───── Exercise inputs
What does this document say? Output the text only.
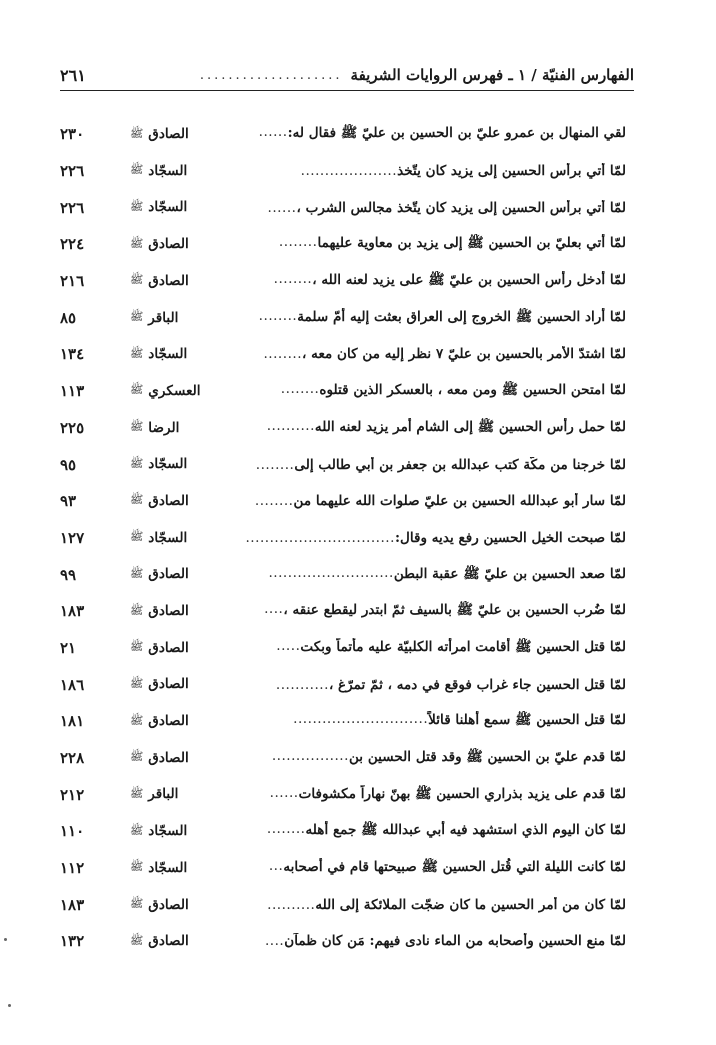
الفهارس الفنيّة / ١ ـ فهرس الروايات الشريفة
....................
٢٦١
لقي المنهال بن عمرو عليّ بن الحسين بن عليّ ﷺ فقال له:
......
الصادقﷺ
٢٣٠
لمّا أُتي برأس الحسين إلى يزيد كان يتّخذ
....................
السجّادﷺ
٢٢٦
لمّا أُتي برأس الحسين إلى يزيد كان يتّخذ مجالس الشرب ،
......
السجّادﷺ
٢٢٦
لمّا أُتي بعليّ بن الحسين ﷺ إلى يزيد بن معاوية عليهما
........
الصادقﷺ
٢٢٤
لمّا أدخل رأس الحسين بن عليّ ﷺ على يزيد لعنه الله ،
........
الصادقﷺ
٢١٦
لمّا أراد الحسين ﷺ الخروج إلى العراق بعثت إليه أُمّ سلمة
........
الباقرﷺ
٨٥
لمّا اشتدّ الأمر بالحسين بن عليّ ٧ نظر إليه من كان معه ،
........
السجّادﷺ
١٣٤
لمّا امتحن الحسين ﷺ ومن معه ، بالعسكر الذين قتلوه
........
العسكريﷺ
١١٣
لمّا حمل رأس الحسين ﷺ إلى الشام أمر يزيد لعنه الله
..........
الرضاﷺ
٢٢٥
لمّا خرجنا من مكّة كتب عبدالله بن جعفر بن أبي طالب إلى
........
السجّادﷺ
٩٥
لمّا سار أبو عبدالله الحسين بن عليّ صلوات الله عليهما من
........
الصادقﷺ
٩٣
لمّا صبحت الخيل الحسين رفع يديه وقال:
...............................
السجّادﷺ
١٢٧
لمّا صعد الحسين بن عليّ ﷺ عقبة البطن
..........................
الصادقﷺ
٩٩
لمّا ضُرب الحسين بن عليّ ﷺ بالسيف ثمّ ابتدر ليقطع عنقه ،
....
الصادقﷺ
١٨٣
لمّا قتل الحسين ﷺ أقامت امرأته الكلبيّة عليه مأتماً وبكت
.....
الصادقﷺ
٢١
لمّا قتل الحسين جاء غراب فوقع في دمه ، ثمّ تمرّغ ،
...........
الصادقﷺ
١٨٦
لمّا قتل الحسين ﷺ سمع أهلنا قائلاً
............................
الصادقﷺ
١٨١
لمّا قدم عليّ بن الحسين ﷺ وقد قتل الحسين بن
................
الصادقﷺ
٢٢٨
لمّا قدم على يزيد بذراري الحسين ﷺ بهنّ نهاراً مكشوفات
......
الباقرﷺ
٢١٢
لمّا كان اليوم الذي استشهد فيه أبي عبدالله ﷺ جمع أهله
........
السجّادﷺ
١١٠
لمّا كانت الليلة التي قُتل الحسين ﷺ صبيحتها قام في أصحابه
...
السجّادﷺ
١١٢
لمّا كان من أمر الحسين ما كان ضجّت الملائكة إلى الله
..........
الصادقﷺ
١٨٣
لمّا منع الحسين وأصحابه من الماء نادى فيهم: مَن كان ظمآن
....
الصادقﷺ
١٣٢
──────────
───── Exercise inputs
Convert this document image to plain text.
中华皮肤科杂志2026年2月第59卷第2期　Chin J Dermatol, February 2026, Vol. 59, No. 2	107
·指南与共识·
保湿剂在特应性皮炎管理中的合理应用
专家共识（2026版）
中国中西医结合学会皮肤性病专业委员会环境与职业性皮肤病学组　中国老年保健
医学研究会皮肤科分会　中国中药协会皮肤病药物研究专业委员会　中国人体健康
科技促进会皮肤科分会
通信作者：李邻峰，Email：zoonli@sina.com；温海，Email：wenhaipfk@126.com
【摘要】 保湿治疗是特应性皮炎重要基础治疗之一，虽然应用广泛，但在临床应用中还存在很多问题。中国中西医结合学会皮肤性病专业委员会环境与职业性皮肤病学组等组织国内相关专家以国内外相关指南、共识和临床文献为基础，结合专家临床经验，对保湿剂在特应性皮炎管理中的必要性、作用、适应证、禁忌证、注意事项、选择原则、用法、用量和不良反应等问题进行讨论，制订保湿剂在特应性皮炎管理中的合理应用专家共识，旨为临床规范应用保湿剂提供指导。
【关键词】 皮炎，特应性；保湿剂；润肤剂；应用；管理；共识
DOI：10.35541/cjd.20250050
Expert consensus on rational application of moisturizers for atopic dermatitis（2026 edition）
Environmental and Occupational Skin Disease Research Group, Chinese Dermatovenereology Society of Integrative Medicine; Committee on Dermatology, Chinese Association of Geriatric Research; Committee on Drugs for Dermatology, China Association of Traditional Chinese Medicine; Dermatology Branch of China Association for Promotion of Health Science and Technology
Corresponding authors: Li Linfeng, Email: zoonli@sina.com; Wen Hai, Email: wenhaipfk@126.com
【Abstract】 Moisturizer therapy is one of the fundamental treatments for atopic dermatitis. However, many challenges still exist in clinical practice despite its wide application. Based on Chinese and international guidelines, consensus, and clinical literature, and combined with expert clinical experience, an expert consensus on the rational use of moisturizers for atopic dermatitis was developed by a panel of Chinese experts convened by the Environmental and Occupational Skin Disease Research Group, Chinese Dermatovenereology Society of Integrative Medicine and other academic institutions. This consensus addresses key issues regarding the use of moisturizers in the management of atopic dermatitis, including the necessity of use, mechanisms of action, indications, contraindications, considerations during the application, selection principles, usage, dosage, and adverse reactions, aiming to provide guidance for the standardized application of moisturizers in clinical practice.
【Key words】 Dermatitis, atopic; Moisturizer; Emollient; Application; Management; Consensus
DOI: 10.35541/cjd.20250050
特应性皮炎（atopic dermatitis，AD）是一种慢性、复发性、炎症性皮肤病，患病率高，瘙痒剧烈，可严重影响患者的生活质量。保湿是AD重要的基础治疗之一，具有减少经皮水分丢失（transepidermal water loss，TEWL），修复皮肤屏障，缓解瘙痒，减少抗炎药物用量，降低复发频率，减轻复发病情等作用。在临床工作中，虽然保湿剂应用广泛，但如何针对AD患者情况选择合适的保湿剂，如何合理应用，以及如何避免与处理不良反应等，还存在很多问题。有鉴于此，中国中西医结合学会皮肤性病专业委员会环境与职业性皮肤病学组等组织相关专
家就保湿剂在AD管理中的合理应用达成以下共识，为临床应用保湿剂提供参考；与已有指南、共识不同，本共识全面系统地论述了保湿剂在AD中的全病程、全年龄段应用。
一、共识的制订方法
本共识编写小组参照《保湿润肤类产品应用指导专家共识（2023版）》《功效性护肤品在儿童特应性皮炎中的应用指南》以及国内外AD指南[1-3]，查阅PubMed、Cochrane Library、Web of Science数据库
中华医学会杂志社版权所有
──────────
◆ Required task: Each line that has the word "wenhaipfk" should be copied.

◆ Right answer:
通信作者：李邻峰，Email：zoonli@sina.com；温海，Email：wenhaipfk@126.com
Corresponding authors: Li Linfeng, Email: zoonli@sina.com; Wen Hai, Email: wenhaipfk@126.com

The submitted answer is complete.